### Work to be completed
Show all lines holding "placeholder".

-- BEGIN Input rows --

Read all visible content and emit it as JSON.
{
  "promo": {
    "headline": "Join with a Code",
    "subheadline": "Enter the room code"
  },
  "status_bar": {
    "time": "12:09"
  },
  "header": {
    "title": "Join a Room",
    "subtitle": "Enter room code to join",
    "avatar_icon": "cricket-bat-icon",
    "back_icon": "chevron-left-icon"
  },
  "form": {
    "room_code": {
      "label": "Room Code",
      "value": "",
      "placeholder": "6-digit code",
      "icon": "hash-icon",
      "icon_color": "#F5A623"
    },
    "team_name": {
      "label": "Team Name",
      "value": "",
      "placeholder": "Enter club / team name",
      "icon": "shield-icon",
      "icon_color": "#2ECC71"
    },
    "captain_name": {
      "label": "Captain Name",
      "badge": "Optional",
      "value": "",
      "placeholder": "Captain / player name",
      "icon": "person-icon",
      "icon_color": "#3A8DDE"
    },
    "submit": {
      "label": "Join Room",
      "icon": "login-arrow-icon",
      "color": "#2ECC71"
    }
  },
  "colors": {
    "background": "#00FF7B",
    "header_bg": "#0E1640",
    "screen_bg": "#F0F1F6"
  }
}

-- END Input rows --

### Response to the exercise
      "placeholder": "6-digit code",
      "placeholder": "Enter club / team name",
      "placeholder": "Captain / player name",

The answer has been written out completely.